▸ **Problem description**: All of the material should be reproduced exactly, with pictures left out.

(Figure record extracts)
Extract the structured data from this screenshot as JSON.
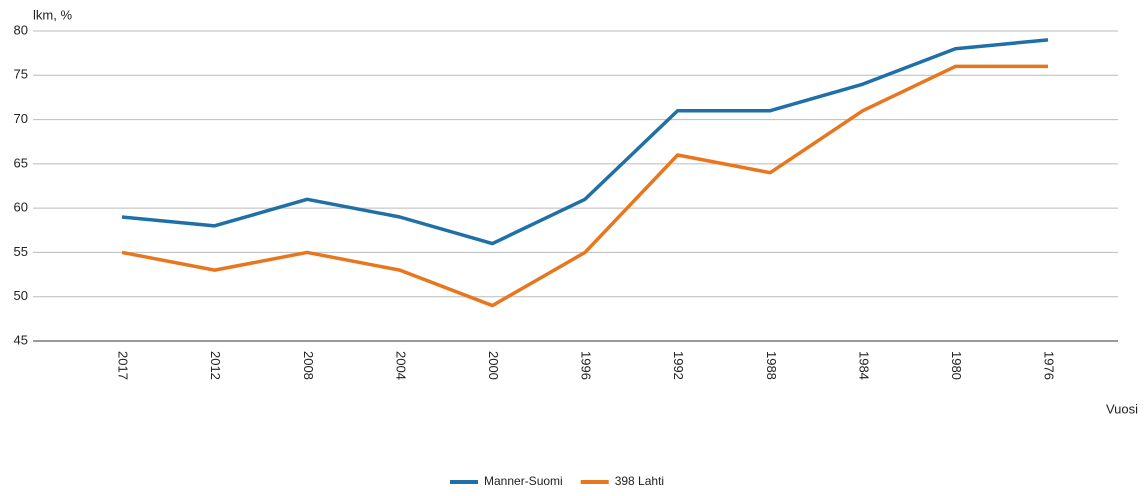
{
  "chart_data": {
    "type": "line",
    "y_label": "lkm, %",
    "x_label": "Vuosi",
    "categories": [
      "2017",
      "2012",
      "2008",
      "2004",
      "2000",
      "1996",
      "1992",
      "1988",
      "1984",
      "1980",
      "1976"
    ],
    "series": [
      {
        "name": "Manner-Suomi",
        "color": "#1f6fa8",
        "values": [
          59,
          58,
          61,
          59,
          56,
          61,
          71,
          71,
          74,
          78,
          79
        ]
      },
      {
        "name": "398 Lahti",
        "color": "#e8761f",
        "values": [
          55,
          53,
          55,
          53,
          49,
          55,
          66,
          64,
          71,
          76,
          76
        ]
      }
    ],
    "ylim": [
      45,
      80
    ],
    "yticks": [
      45,
      50,
      55,
      60,
      65,
      70,
      75,
      80
    ],
    "grid": true,
    "legend": "bottom"
  }
}
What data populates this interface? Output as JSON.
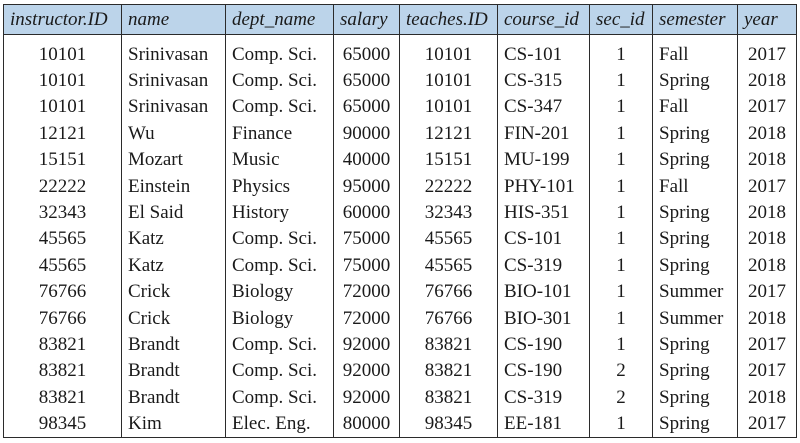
{
  "table": {
    "headers": [
      "instructor.ID",
      "name",
      "dept_name",
      "salary",
      "teaches.ID",
      "course_id",
      "sec_id",
      "semester",
      "year"
    ],
    "rows": [
      [
        "10101",
        "Srinivasan",
        "Comp. Sci.",
        "65000",
        "10101",
        "CS-101",
        "1",
        "Fall",
        "2017"
      ],
      [
        "10101",
        "Srinivasan",
        "Comp. Sci.",
        "65000",
        "10101",
        "CS-315",
        "1",
        "Spring",
        "2018"
      ],
      [
        "10101",
        "Srinivasan",
        "Comp. Sci.",
        "65000",
        "10101",
        "CS-347",
        "1",
        "Fall",
        "2017"
      ],
      [
        "12121",
        "Wu",
        "Finance",
        "90000",
        "12121",
        "FIN-201",
        "1",
        "Spring",
        "2018"
      ],
      [
        "15151",
        "Mozart",
        "Music",
        "40000",
        "15151",
        "MU-199",
        "1",
        "Spring",
        "2018"
      ],
      [
        "22222",
        "Einstein",
        "Physics",
        "95000",
        "22222",
        "PHY-101",
        "1",
        "Fall",
        "2017"
      ],
      [
        "32343",
        "El Said",
        "History",
        "60000",
        "32343",
        "HIS-351",
        "1",
        "Spring",
        "2018"
      ],
      [
        "45565",
        "Katz",
        "Comp. Sci.",
        "75000",
        "45565",
        "CS-101",
        "1",
        "Spring",
        "2018"
      ],
      [
        "45565",
        "Katz",
        "Comp. Sci.",
        "75000",
        "45565",
        "CS-319",
        "1",
        "Spring",
        "2018"
      ],
      [
        "76766",
        "Crick",
        "Biology",
        "72000",
        "76766",
        "BIO-101",
        "1",
        "Summer",
        "2017"
      ],
      [
        "76766",
        "Crick",
        "Biology",
        "72000",
        "76766",
        "BIO-301",
        "1",
        "Summer",
        "2018"
      ],
      [
        "83821",
        "Brandt",
        "Comp. Sci.",
        "92000",
        "83821",
        "CS-190",
        "1",
        "Spring",
        "2017"
      ],
      [
        "83821",
        "Brandt",
        "Comp. Sci.",
        "92000",
        "83821",
        "CS-190",
        "2",
        "Spring",
        "2017"
      ],
      [
        "83821",
        "Brandt",
        "Comp. Sci.",
        "92000",
        "83821",
        "CS-319",
        "2",
        "Spring",
        "2018"
      ],
      [
        "98345",
        "Kim",
        "Elec. Eng.",
        "80000",
        "98345",
        "EE-181",
        "1",
        "Spring",
        "2017"
      ]
    ]
  },
  "colors": {
    "header_background": "#bcd4ea",
    "border": "#2b2b2b",
    "text": "#1a1a1a"
  }
}
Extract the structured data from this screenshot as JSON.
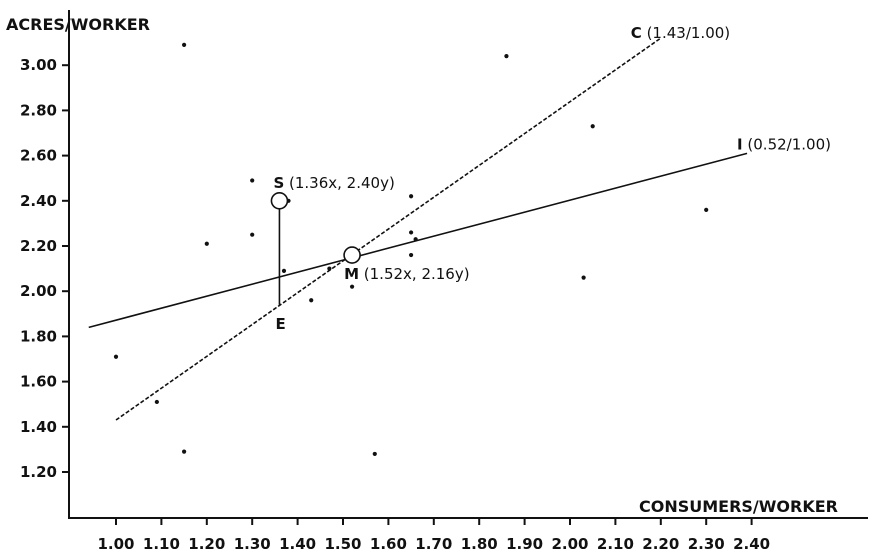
{
  "chart_data": {
    "type": "scatter",
    "title": "",
    "xlabel": "CONSUMERS/WORKER",
    "ylabel": "ACRES/WORKER",
    "xlim": [
      0.93,
      2.45
    ],
    "ylim": [
      1.1,
      3.2
    ],
    "xticks": [
      1.0,
      1.1,
      1.2,
      1.3,
      1.4,
      1.5,
      1.6,
      1.7,
      1.8,
      1.9,
      2.0,
      2.1,
      2.2,
      2.3,
      2.4
    ],
    "xtick_labels": [
      "1.00",
      "1.10",
      "1.20",
      "1.30",
      "1.40",
      "1.50",
      "1.60",
      "1.70",
      "1.80",
      "1.90",
      "2.00",
      "2.10",
      "2.20",
      "2.30",
      "2.40"
    ],
    "yticks": [
      1.2,
      1.4,
      1.6,
      1.8,
      2.0,
      2.2,
      2.4,
      2.6,
      2.8,
      3.0
    ],
    "ytick_labels": [
      "1.20",
      "1.40",
      "1.60",
      "1.80",
      "2.00",
      "2.20",
      "2.40",
      "2.60",
      "2.80",
      "3.00"
    ],
    "grid": false,
    "points": [
      {
        "x": 1.0,
        "y": 1.71
      },
      {
        "x": 1.09,
        "y": 1.51
      },
      {
        "x": 1.15,
        "y": 1.29
      },
      {
        "x": 1.15,
        "y": 3.09
      },
      {
        "x": 1.2,
        "y": 2.21
      },
      {
        "x": 1.3,
        "y": 2.49
      },
      {
        "x": 1.3,
        "y": 2.25
      },
      {
        "x": 1.36,
        "y": 2.4
      },
      {
        "x": 1.37,
        "y": 2.09
      },
      {
        "x": 1.38,
        "y": 2.4
      },
      {
        "x": 1.43,
        "y": 1.96
      },
      {
        "x": 1.47,
        "y": 2.1
      },
      {
        "x": 1.52,
        "y": 2.02
      },
      {
        "x": 1.57,
        "y": 1.28
      },
      {
        "x": 1.65,
        "y": 2.42
      },
      {
        "x": 1.65,
        "y": 2.26
      },
      {
        "x": 1.66,
        "y": 2.23
      },
      {
        "x": 1.65,
        "y": 2.16
      },
      {
        "x": 1.86,
        "y": 3.04
      },
      {
        "x": 2.03,
        "y": 2.06
      },
      {
        "x": 2.05,
        "y": 2.73
      },
      {
        "x": 2.3,
        "y": 2.36
      }
    ],
    "lines": [
      {
        "label": "C",
        "value": "(1.43/1.00)",
        "style": "dashed",
        "from": [
          1.0,
          1.43
        ],
        "to": [
          2.2,
          3.12
        ]
      },
      {
        "label": "I",
        "value": "(0.52/1.00)",
        "style": "solid",
        "from": [
          0.94,
          1.84
        ],
        "to": [
          2.39,
          2.61
        ]
      }
    ],
    "highlights": [
      {
        "label": "S",
        "value": "(1.36x, 2.40y)",
        "x": 1.36,
        "y": 2.4
      },
      {
        "label": "M",
        "value": "(1.52x, 2.16y)",
        "x": 1.52,
        "y": 2.16
      }
    ],
    "annotations": [
      {
        "label": "E",
        "x": 1.36,
        "y": 1.94
      }
    ],
    "residual": {
      "x": 1.36,
      "y_from": 2.4,
      "y_to": 1.94
    }
  }
}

▸ **Result for this exercise**:
Extract the structured data from this screenshot as JSON.
{
  "chart_data": {
    "type": "line",
    "y_label": "lkm, %",
    "x_label": "Vuosi",
    "categories": [
      "2017",
      "2012",
      "2008",
      "2004",
      "2000",
      "1996",
      "1992",
      "1988",
      "1984",
      "1980",
      "1976"
    ],
    "series": [
      {
        "name": "Manner-Suomi",
        "color": "#1f6fa8",
        "values": [
          59,
          58,
          61,
          59,
          56,
          61,
          71,
          71,
          74,
          78,
          79
        ]
      },
      {
        "name": "398 Lahti",
        "color": "#e8761f",
        "values": [
          55,
          53,
          55,
          53,
          49,
          55,
          66,
          64,
          71,
          76,
          76
        ]
      }
    ],
    "ylim": [
      45,
      80
    ],
    "yticks": [
      45,
      50,
      55,
      60,
      65,
      70,
      75,
      80
    ],
    "grid": true,
    "legend": "bottom"
  }
}
What data populates this interface? Output as JSON.
{
  "table": {
    "headers": [
      "instructor.ID",
      "name",
      "dept_name",
      "salary",
      "teaches.ID",
      "course_id",
      "sec_id",
      "semester",
      "year"
    ],
    "rows": [
      [
        "10101",
        "Srinivasan",
        "Comp. Sci.",
        "65000",
        "10101",
        "CS-101",
        "1",
        "Fall",
        "2017"
      ],
      [
        "10101",
        "Srinivasan",
        "Comp. Sci.",
        "65000",
        "10101",
        "CS-315",
        "1",
        "Spring",
        "2018"
      ],
      [
        "10101",
        "Srinivasan",
        "Comp. Sci.",
        "65000",
        "10101",
        "CS-347",
        "1",
        "Fall",
        "2017"
      ],
      [
        "12121",
        "Wu",
        "Finance",
        "90000",
        "12121",
        "FIN-201",
        "1",
        "Spring",
        "2018"
      ],
      [
        "15151",
        "Mozart",
        "Music",
        "40000",
        "15151",
        "MU-199",
        "1",
        "Spring",
        "2018"
      ],
      [
        "22222",
        "Einstein",
        "Physics",
        "95000",
        "22222",
        "PHY-101",
        "1",
        "Fall",
        "2017"
      ],
      [
        "32343",
        "El Said",
        "History",
        "60000",
        "32343",
        "HIS-351",
        "1",
        "Spring",
        "2018"
      ],
      [
        "45565",
        "Katz",
        "Comp. Sci.",
        "75000",
        "45565",
        "CS-101",
        "1",
        "Spring",
        "2018"
      ],
      [
        "45565",
        "Katz",
        "Comp. Sci.",
        "75000",
        "45565",
        "CS-319",
        "1",
        "Spring",
        "2018"
      ],
      [
        "76766",
        "Crick",
        "Biology",
        "72000",
        "76766",
        "BIO-101",
        "1",
        "Summer",
        "2017"
      ],
      [
        "76766",
        "Crick",
        "Biology",
        "72000",
        "76766",
        "BIO-301",
        "1",
        "Summer",
        "2018"
      ],
      [
        "83821",
        "Brandt",
        "Comp. Sci.",
        "92000",
        "83821",
        "CS-190",
        "1",
        "Spring",
        "2017"
      ],
      [
        "83821",
        "Brandt",
        "Comp. Sci.",
        "92000",
        "83821",
        "CS-190",
        "2",
        "Spring",
        "2017"
      ],
      [
        "83821",
        "Brandt",
        "Comp. Sci.",
        "92000",
        "83821",
        "CS-319",
        "2",
        "Spring",
        "2018"
      ],
      [
        "98345",
        "Kim",
        "Elec. Eng.",
        "80000",
        "98345",
        "EE-181",
        "1",
        "Spring",
        "2017"
      ]
    ]
  },
  "colors": {
    "header_background": "#bcd4ea",
    "border": "#2b2b2b",
    "text": "#1a1a1a"
  }
}
Extract the structured data from this screenshot as JSON.
{
  "chart_data": {
    "type": "scatter",
    "title": "",
    "xlabel": "CONSUMERS/WORKER",
    "ylabel": "ACRES/WORKER",
    "xlim": [
      0.93,
      2.45
    ],
    "ylim": [
      1.1,
      3.2
    ],
    "xticks": [
      1.0,
      1.1,
      1.2,
      1.3,
      1.4,
      1.5,
      1.6,
      1.7,
      1.8,
      1.9,
      2.0,
      2.1,
      2.2,
      2.3,
      2.4
    ],
    "xtick_labels": [
      "1.00",
      "1.10",
      "1.20",
      "1.30",
      "1.40",
      "1.50",
      "1.60",
      "1.70",
      "1.80",
      "1.90",
      "2.00",
      "2.10",
      "2.20",
      "2.30",
      "2.40"
    ],
    "yticks": [
      1.2,
      1.4,
      1.6,
      1.8,
      2.0,
      2.2,
      2.4,
      2.6,
      2.8,
      3.0
    ],
    "ytick_labels": [
      "1.20",
      "1.40",
      "1.60",
      "1.80",
      "2.00",
      "2.20",
      "2.40",
      "2.60",
      "2.80",
      "3.00"
    ],
    "grid": false,
    "points": [
      {
        "x": 1.0,
        "y": 1.71
      },
      {
        "x": 1.09,
        "y": 1.51
      },
      {
        "x": 1.15,
        "y": 1.29
      },
      {
        "x": 1.15,
        "y": 3.09
      },
      {
        "x": 1.2,
        "y": 2.21
      },
      {
        "x": 1.3,
        "y": 2.49
      },
      {
        "x": 1.3,
        "y": 2.25
      },
      {
        "x": 1.36,
        "y": 2.4
      },
      {
        "x": 1.37,
        "y": 2.09
      },
      {
        "x": 1.38,
        "y": 2.4
      },
      {
        "x": 1.43,
        "y": 1.96
      },
      {
        "x": 1.47,
        "y": 2.1
      },
      {
        "x": 1.52,
        "y": 2.02
      },
      {
        "x": 1.57,
        "y": 1.28
      },
      {
        "x": 1.65,
        "y": 2.42
      },
      {
        "x": 1.65,
        "y": 2.26
      },
      {
        "x": 1.66,
        "y": 2.23
      },
      {
        "x": 1.65,
        "y": 2.16
      },
      {
        "x": 1.86,
        "y": 3.04
      },
      {
        "x": 2.03,
        "y": 2.06
      },
      {
        "x": 2.05,
        "y": 2.73
      },
      {
        "x": 2.3,
        "y": 2.36
      }
    ],
    "lines": [
      {
        "label": "C",
        "value": "(1.43/1.00)",
        "style": "dashed",
        "from": [
          1.0,
          1.43
        ],
        "to": [
          2.2,
          3.12
        ]
      },
      {
        "label": "I",
        "value": "(0.52/1.00)",
        "style": "solid",
        "from": [
          0.94,
          1.84
        ],
        "to": [
          2.39,
          2.61
        ]
      }
    ],
    "highlights": [
      {
        "label": "S",
        "value": "(1.36x, 2.40y)",
        "x": 1.36,
        "y": 2.4
      },
      {
        "label": "M",
        "value": "(1.52x, 2.16y)",
        "x": 1.52,
        "y": 2.16
      }
    ],
    "annotations": [
      {
        "label": "E",
        "x": 1.36,
        "y": 1.94
      }
    ],
    "residual": {
      "x": 1.36,
      "y_from": 2.4,
      "y_to": 1.94
    }
  }
}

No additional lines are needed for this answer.